#### The problem
Reproduce the data verbatim, starting at the line with "wind-barb-staff [669,504,703,512]" and ending at the line with "wind-barb-staff [671,367,703,381]", both included.

#### Raw records
= = = =
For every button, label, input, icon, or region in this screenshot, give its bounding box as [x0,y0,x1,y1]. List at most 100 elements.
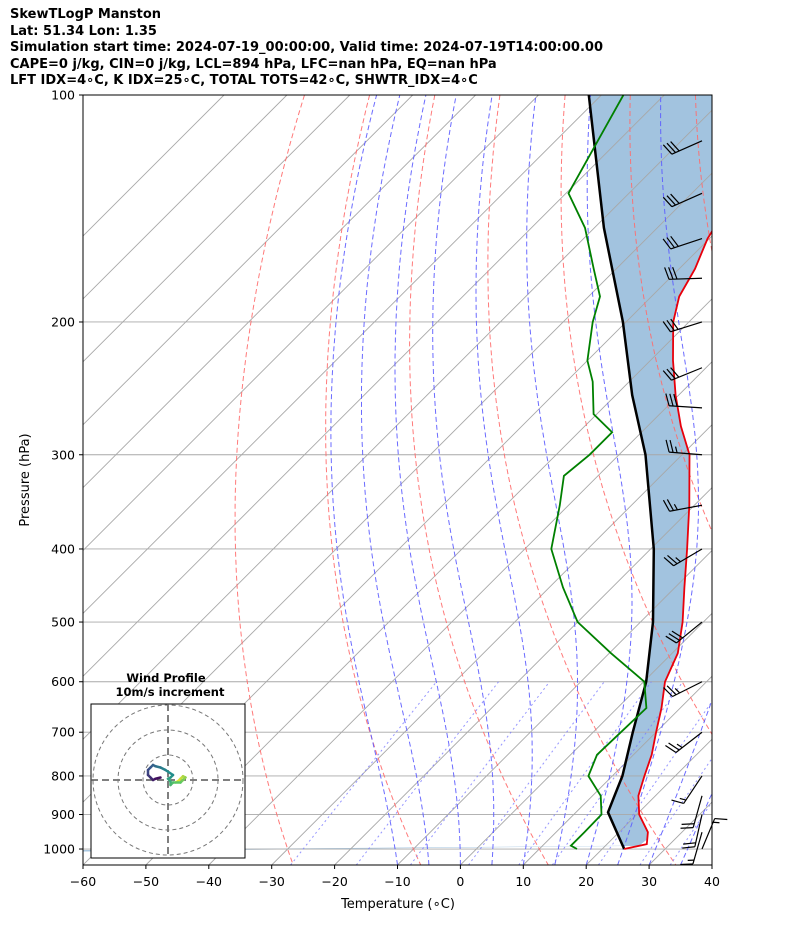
wind-barb-staff [669,504,703,512]
isotherm-line [83,95,288,300]
wind-barb-half-flag [674,688,681,694]
wind-barb-flag [680,826,694,829]
mixing-ratio-line [409,681,550,865]
wind-barb-flag [667,554,678,565]
moist-adiabat-line [526,95,578,865]
x-tick-label: 30 [641,874,657,889]
y-tick-label: 100 [51,88,75,103]
wind-barbs [662,140,728,866]
wind-barb-flag [668,267,674,280]
wind-barb-flag [662,370,672,381]
wind-barb-staff [683,775,703,804]
wind-barb [665,621,703,644]
x-axis-label: Temperature (∘C) [340,897,455,912]
wind-barb-flag [668,742,680,751]
x-tick-label: −40 [196,874,222,889]
inset-ring [117,729,219,831]
y-tick-label: 400 [51,541,75,556]
y-tick-label: 1000 [43,842,75,857]
wind-barb-staff [670,321,703,333]
moist-adiabat-line [711,863,712,865]
isotherm-line [271,424,712,865]
x-axis-ticks: −60 −50 −40 −30 −20 −10 0 10 20 30 40 [70,865,720,889]
chart-params: CAPE=0 j/kg, CIN=0 j/kg, LCL=894 hPa, LF… [10,56,497,72]
wind-barb [662,192,703,208]
isotherm-line [522,675,712,865]
wind-barb-staff [671,367,703,381]
x-tick-label: −30 [259,874,285,889]
moist-adiabat-line [475,95,533,865]
wind-barb-flag [670,235,679,247]
chart-location: Lat: 51.34 Lon: 1.35 [10,23,157,39]
isotherm-line [83,95,665,677]
wind-barb-flag [662,144,673,155]
wind-barb-flag [662,321,671,333]
wind-barb [664,266,703,280]
wind-barb-staff [673,548,703,567]
wind-barb [665,731,703,753]
dry-adiabat-line [761,95,794,865]
moist-adiabat-line [617,95,699,865]
mixing-ratio-line [639,757,712,865]
y-tick-label: 500 [51,615,75,630]
wind-barb-staff [676,621,703,644]
isotherm-line [83,95,602,615]
dry-adiabat-line [409,95,549,865]
isotherm-line [83,109,712,740]
wind-barb-staff [671,192,703,208]
wind-barb-flag [682,846,695,849]
wind-barb [663,681,703,698]
moist-adiabat-line [330,95,398,865]
y-tick-label: 200 [51,314,75,329]
wind-barb-flag [665,635,677,644]
y-tick-label: 900 [51,807,75,822]
isotherm-line [397,549,712,865]
wind-barb-flag [671,799,684,804]
wind-barb-staff [701,818,716,850]
wind-barb-staff [694,814,703,847]
wind-barb-flag [665,439,670,453]
wind-barb-staff [672,681,703,698]
wind-barb [663,548,703,567]
wind-barb-flag [673,393,678,407]
dry-adiabat-line [694,95,712,255]
dry-adiabat-line [629,95,712,533]
wind-barb-flag [666,368,676,380]
y-axis-ticks: 1000 900 800 700 600 500 400 300 200 100 [43,88,83,857]
mixing-ratio-line [468,681,605,865]
wind-barb-flag [666,195,676,206]
dry-adiabat-line [234,95,305,865]
chart-title: SkewTLogP Manston [10,7,162,22]
chart-indices: LFT IDX=4∘C, K IDX=25∘C, TOTAL TOTS=42∘C… [10,73,478,88]
y-tick-label: 800 [51,768,75,783]
y-tick-label: 700 [51,725,75,740]
wind-barb-flag [680,863,693,866]
wind-barb [662,367,703,381]
wind-barb [662,235,703,250]
wind-barb-flag [670,318,679,330]
y-axis-label: Pressure (hPa) [18,433,33,526]
wind-barb-staff [669,405,703,409]
wind-barb-flag [662,499,671,512]
wind-barb-staff [668,277,703,280]
wind-profile-inset: Wind Profile 10m/s increment [90,671,246,859]
wind-barb-staff [692,832,703,865]
parcel-profile-line [587,95,656,850]
wind-barb-staff [675,731,703,753]
x-tick-label: −50 [133,874,159,889]
wind-barb-flag [668,633,680,641]
wind-barb-staff [669,451,703,456]
x-tick-label: −10 [384,874,410,889]
mixing-ratio-line [355,681,499,865]
isotherm-line [83,95,476,489]
wind-barb-flag [670,367,680,378]
wind-barb-flag [666,237,675,249]
inset-ring [142,754,194,806]
x-tick-label: −20 [321,874,347,889]
chart-times: Simulation start time: 2024-07-19_00:00:… [10,40,603,55]
mixing-ratio-lines [290,681,712,865]
wind-barb-flag [665,744,677,753]
wind-barb [662,499,703,512]
wind-barb-flag [663,557,674,567]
= = = =
#### Written answer
wind-barb-staff [669,504,703,512]
isotherm-line [83,95,288,300]
wind-barb-half-flag [674,688,681,694]
wind-barb-flag [680,826,694,829]
mixing-ratio-line [409,681,550,865]
wind-barb-flag [667,554,678,565]
moist-adiabat-line [526,95,578,865]
x-tick-label: 30 [641,874,657,889]
y-tick-label: 100 [51,88,75,103]
wind-barbs [662,140,728,866]
wind-barb-flag [668,267,674,280]
wind-barb-flag [662,370,672,381]
wind-barb-staff [683,775,703,804]
wind-barb [665,621,703,644]
x-axis-label: Temperature (∘C) [340,897,455,912]
wind-barb-flag [668,742,680,751]
x-tick-label: −40 [196,874,222,889]
inset-ring [117,729,219,831]
y-tick-label: 400 [51,541,75,556]
y-tick-label: 1000 [43,842,75,857]
wind-barb-staff [670,321,703,333]
moist-adiabat-line [711,863,712,865]
isotherm-line [271,424,712,865]
x-axis-ticks: −60 −50 −40 −30 −20 −10 0 10 20 30 40 [70,865,720,889]
chart-params: CAPE=0 j/kg, CIN=0 j/kg, LCL=894 hPa, LF… [10,56,497,72]
wind-barb [662,192,703,208]
isotherm-line [522,675,712,865]
wind-barb-staff [671,367,703,381]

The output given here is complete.